## OBJECTIVE 1
Write out the records below word for word, starting at the first line of the records and ending with the line that contains "help-menu-item[interactable]: 学习 IDE".

## PAGE EXTRACT
-------------------------

Bookmark and Share

Notice: On April 23, 2014, Statalist moved from an email list to a forum, based at statalist.org.


[Date Prev][Date Next][Thread Prev][Thread Next][Date Index][Thread Index]

Re: st: RE: Remove prefixes (e.g., >, <, and +/-) from numbers stored as strings


From   Richard Herron <[email protected]>
To   [email protected]
Subject   Re: st: RE: Remove prefixes (e.g., >, <, and +/-) from numbers stored as strings
Date   Fri, 8 Jun 2012 17:13:48 -0400

Thanks, all! Good tips all around. I should go with the one-by-one
substitution using -subinstr()- to make sure that I know what I'm
doing.

@Steve -- Thanks for the functioning regex. Something like this works
and strips pre/postfixes.

* code
generate number2 = regexs(1) if regexm(combo,
"^[^0-9]*([0-9]*\.?[0-9]*)[^0-9]*$")

-------------------------

## RECORDS TO USE
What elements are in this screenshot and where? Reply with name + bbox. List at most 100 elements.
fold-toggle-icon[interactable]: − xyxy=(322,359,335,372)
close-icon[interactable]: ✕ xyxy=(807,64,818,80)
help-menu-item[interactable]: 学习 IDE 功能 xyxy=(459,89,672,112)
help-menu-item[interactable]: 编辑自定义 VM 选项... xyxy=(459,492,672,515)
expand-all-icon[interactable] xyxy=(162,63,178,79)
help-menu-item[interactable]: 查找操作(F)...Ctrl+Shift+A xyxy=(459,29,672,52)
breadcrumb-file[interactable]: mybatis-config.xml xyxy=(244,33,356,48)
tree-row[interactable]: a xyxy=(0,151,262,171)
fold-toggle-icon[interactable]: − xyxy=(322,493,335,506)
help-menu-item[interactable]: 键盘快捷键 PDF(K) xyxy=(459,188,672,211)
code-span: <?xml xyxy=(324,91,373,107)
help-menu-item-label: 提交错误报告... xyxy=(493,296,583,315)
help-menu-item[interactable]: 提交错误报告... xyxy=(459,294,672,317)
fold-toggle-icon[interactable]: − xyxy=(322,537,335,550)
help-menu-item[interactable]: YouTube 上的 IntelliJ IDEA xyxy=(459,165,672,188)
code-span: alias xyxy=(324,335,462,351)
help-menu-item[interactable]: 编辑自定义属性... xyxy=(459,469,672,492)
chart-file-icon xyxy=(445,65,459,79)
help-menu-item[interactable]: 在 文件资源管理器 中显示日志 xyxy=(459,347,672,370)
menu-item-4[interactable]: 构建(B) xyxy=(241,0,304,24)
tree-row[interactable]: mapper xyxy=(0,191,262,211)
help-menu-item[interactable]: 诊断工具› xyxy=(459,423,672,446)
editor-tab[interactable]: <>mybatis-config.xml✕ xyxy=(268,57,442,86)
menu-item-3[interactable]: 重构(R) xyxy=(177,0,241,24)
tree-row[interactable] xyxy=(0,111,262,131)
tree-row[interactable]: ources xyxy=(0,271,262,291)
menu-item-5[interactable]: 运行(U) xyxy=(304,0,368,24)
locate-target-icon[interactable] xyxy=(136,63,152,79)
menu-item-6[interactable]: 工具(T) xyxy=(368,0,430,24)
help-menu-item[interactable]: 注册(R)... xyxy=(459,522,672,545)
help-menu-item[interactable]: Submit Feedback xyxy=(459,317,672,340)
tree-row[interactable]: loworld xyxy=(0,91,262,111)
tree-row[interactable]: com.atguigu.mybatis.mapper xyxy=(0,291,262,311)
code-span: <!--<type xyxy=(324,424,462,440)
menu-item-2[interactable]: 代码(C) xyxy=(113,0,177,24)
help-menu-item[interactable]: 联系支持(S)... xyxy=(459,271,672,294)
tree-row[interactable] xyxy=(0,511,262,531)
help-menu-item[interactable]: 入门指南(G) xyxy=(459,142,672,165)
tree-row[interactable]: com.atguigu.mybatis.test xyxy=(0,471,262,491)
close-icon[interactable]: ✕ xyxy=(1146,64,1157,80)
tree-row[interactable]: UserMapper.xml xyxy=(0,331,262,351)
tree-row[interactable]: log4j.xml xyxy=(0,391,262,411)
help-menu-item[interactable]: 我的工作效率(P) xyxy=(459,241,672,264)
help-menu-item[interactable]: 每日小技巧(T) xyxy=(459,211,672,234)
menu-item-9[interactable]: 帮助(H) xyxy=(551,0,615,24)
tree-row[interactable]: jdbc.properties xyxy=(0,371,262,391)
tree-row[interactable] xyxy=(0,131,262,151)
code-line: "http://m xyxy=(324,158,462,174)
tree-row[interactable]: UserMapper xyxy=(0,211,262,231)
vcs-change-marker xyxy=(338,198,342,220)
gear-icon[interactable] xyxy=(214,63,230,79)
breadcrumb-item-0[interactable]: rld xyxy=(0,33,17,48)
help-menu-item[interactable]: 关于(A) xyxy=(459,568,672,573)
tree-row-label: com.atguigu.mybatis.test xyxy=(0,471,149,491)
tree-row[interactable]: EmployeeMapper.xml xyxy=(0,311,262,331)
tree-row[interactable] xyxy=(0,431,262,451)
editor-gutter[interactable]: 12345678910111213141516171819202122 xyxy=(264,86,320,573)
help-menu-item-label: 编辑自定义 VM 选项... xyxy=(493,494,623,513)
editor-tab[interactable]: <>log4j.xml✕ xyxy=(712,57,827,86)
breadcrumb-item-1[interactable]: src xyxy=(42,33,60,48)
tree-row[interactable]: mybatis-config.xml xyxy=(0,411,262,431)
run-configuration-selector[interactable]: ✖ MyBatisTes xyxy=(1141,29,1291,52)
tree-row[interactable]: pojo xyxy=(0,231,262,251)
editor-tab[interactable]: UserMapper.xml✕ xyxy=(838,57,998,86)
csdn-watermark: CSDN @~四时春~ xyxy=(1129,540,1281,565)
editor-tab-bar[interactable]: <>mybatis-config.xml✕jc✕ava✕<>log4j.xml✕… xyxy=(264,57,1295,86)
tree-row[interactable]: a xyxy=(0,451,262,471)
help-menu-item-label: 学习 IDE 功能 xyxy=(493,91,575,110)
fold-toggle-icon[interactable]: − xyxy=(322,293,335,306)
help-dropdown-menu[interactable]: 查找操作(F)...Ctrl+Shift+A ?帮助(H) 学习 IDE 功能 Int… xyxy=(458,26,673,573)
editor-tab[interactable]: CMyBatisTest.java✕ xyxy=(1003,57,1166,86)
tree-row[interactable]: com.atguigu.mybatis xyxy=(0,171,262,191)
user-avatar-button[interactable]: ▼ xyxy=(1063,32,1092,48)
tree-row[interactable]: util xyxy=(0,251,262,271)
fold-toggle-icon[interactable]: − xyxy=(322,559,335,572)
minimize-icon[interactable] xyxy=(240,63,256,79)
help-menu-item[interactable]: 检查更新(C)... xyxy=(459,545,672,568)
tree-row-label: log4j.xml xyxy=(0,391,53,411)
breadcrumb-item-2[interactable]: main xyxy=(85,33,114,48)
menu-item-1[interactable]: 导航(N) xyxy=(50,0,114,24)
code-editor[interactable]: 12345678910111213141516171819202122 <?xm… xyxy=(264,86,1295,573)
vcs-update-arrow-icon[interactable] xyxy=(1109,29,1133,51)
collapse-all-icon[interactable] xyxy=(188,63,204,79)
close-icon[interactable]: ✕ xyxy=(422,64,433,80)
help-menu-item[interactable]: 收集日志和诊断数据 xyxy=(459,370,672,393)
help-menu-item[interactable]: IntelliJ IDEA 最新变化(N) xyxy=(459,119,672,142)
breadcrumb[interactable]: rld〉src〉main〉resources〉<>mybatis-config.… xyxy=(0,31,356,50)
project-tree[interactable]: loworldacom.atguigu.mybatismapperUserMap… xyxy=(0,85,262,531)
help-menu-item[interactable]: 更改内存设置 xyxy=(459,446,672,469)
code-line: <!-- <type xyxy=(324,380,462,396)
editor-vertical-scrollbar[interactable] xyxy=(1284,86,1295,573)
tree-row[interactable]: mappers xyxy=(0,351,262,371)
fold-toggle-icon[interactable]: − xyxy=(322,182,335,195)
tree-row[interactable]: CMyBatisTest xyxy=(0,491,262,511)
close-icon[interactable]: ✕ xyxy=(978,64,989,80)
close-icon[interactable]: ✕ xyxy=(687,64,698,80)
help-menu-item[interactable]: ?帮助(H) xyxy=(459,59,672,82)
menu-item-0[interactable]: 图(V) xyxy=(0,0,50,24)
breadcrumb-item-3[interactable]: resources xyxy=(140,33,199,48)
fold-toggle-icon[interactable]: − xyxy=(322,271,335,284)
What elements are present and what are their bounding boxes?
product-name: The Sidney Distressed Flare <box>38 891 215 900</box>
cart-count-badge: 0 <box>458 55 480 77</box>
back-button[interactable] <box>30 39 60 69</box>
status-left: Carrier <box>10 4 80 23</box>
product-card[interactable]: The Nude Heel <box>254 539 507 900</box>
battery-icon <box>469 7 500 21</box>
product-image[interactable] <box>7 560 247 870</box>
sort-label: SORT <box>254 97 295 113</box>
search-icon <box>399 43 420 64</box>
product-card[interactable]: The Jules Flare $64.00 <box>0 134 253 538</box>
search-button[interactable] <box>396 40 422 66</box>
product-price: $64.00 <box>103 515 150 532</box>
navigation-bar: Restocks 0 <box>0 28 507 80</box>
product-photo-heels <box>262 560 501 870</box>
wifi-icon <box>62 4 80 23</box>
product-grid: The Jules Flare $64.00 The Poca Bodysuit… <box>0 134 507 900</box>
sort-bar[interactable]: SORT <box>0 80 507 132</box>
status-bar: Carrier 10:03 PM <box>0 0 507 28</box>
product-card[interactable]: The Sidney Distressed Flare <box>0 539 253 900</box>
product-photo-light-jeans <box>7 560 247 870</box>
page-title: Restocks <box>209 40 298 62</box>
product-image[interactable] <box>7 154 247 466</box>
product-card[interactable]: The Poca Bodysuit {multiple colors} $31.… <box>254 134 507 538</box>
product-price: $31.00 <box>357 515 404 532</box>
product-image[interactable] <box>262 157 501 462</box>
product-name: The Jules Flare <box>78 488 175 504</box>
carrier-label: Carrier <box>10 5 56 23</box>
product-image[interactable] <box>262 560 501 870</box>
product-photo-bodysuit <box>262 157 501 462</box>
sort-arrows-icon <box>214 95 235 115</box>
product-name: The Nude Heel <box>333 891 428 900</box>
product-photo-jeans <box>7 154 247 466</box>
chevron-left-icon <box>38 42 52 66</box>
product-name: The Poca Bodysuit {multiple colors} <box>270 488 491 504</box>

-------------------------

## OBJECTIVE 2
Continue the Statalist post above on stripping prefixes from numbers stored as strings, picking up after its last line.

## WRITTEN REPLY 1
What elements are in this screenshot and where? Reply with name + bbox. List at most 100 elements.
fold-toggle-icon[interactable]: − xyxy=(322,359,335,372)
close-icon[interactable]: ✕ xyxy=(807,64,818,80)
help-menu-item[interactable]: 学习 IDE 功能 xyxy=(459,89,672,112)

## WRITTEN REPLY 2
*

In this case there _shouldn't be negative values (only +/- to indicate
appoximate), but I should replace these characters one-by-one to be
sure of what I'm doing.

Richard Herron


On Fri, Jun 8, 2012 at 3:04 PM, Steve Samuels <[email protected]> wrote:
> A regular expression solution that allows for characters other than
> "> and %" at start and finish.
>
> Steve
> [email protected]
>
> ****************
> clear
> input str20 combo
> ">88.27821"
> "91.53401%"
> "       76m "
> " -31.20785"
> ">-52.18793"
> "39.94933%"
> "      +61"
> " 89.47855"
> " +75.43917"
> ">82.67717"
> "46.31095%"
> "       81"
> " 45.24185"
> " 28.62701"
> ">77.13605"
> "46.79793%"
> "       62"
> " 19.50868"
> " 91.54968"
> " 86.64407"
> end
> replace combo = trim(combo)
> des
> gen new1 =regexs(2)  ///
> if regexm(combo,"^([^0-9+-]?)((\+|\-)?[0-9]+\.?[0-9]+)([^0-9]?)$")
> destring new1,replace
> list
> ********************************************************************
>
> On Jun 8, 2012, at 2:40 PM, Nick Cox wrote:
>
> Cox's Third Law of string processing is "regex machinery is great, but
> always check first if something simpler will work directly".
>
> I really wouldn't want to support removing + and - characters
> separately. You could be removing genuine information!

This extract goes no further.